§ **WHAT THIS TASK INVOLVES**
Leave out the images; return the rest of the data exactly.
################
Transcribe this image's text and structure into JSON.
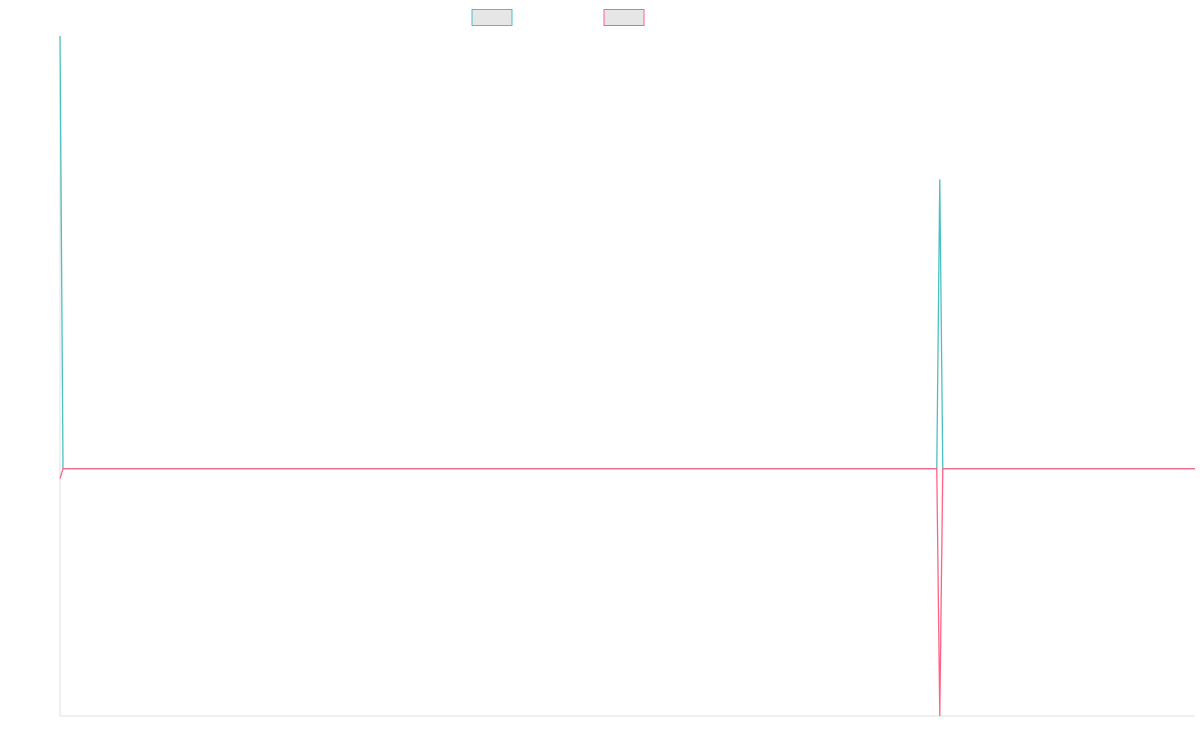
{
  "chart_data": {
    "type": "line",
    "x": [
      0,
      1,
      292,
      293,
      294,
      378
    ],
    "xlim": [
      0,
      378
    ],
    "ylim": [
      -1,
      1.75
    ],
    "series": [
      {
        "color": "#4bc0c0",
        "values": [
          1.75,
          0,
          0,
          1.17,
          0,
          0
        ]
      },
      {
        "color": "#ff6384",
        "values": [
          -0.04,
          0,
          0,
          -1,
          0,
          0
        ]
      }
    ]
  }
}
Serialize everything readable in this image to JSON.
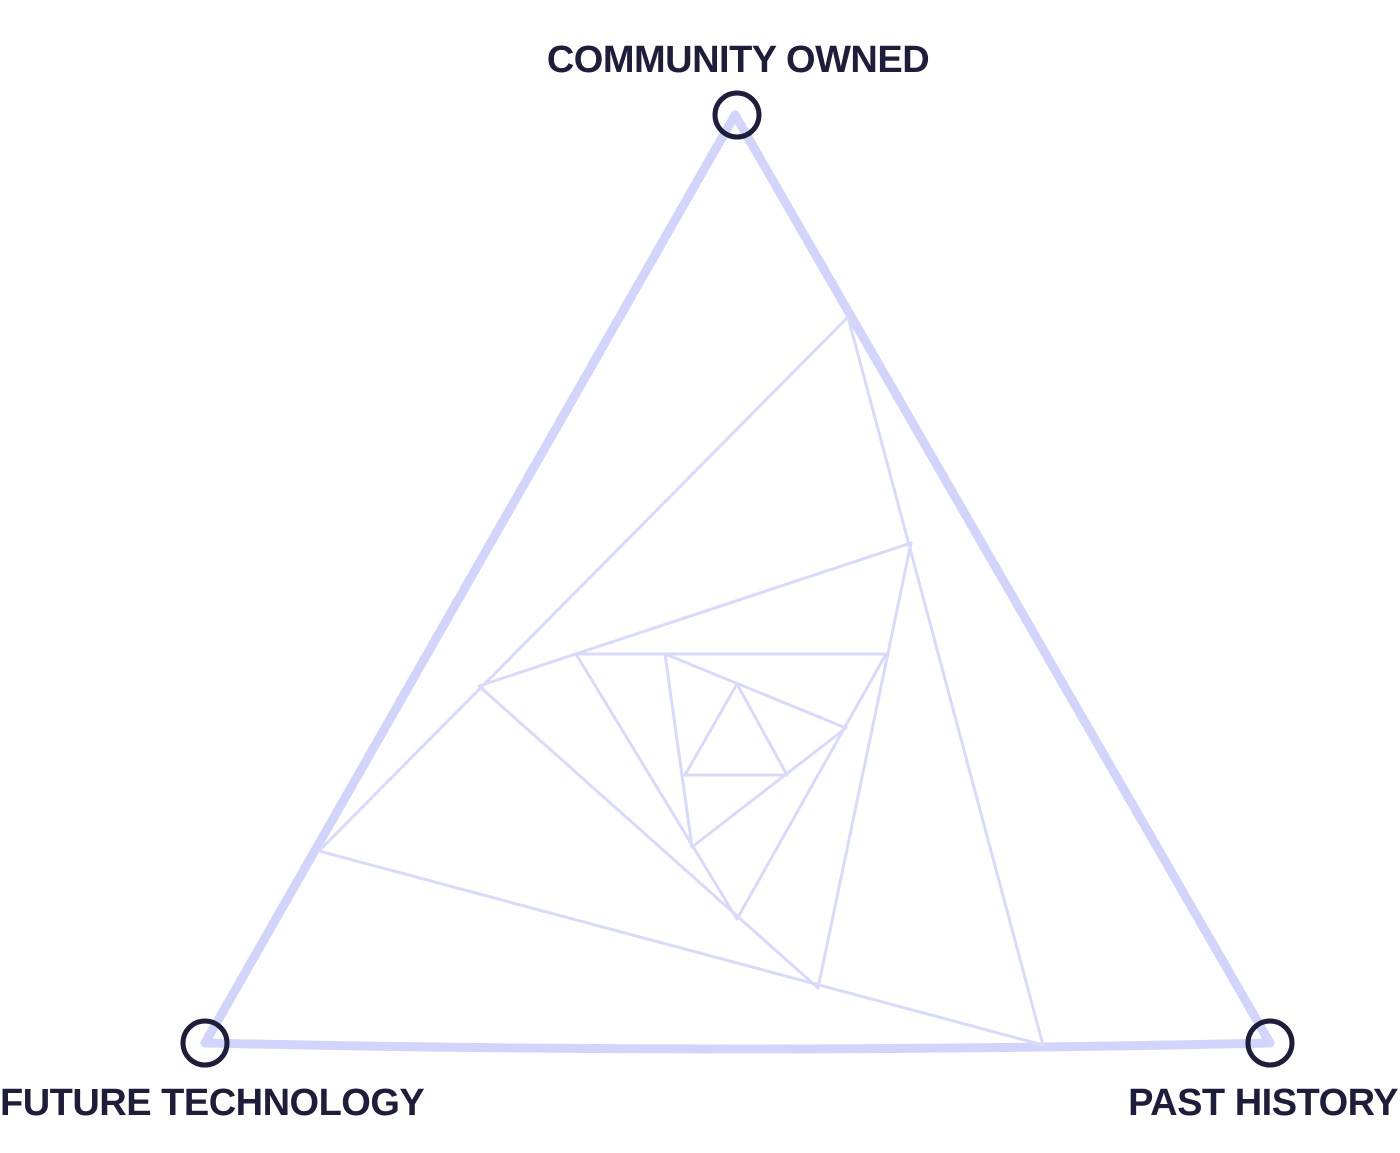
{
  "diagram": {
    "labels": {
      "top": "COMMUNITY OWNED",
      "left": "FUTURE TECHNOLOGY",
      "right": "PAST HISTORY"
    },
    "colors": {
      "label_text": "#1e1d3a",
      "node_ring": "#1e1d3a",
      "outer_triangle": "#d3d4fb",
      "spiral_lines": "#d8daf9",
      "background": "#ffffff"
    }
  }
}
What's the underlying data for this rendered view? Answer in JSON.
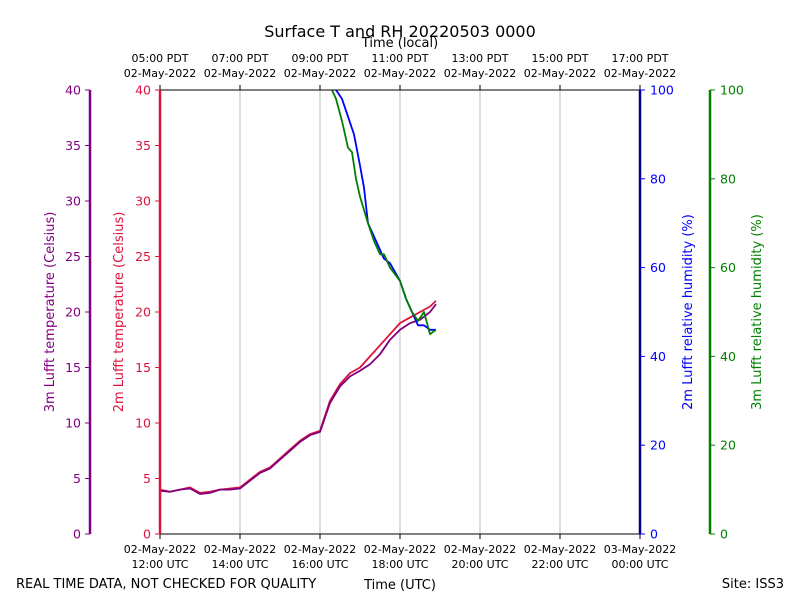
################
§ **EXERCISE ANSWER**
Transcribe this image's text and structure into JSON.
{
  "chart_data": {
    "type": "line",
    "x": [
      0,
      1,
      292,
      293,
      294,
      378
    ],
    "xlim": [
      0,
      378
    ],
    "ylim": [
      -1,
      1.75
    ],
    "series": [
      {
        "color": "#4bc0c0",
        "values": [
          1.75,
          0,
          0,
          1.17,
          0,
          0
        ]
      },
      {
        "color": "#ff6384",
        "values": [
          -0.04,
          0,
          0,
          -1,
          0,
          0
        ]
      }
    ]
  }
}
Serialize everything readable in this image to JSON.
{
  "diagram": {
    "labels": {
      "top": "COMMUNITY OWNED",
      "left": "FUTURE TECHNOLOGY",
      "right": "PAST HISTORY"
    },
    "colors": {
      "label_text": "#1e1d3a",
      "node_ring": "#1e1d3a",
      "outer_triangle": "#d3d4fb",
      "spiral_lines": "#d8daf9",
      "background": "#ffffff"
    }
  }
}
What's the underlying data for this rendered view? Answer in JSON.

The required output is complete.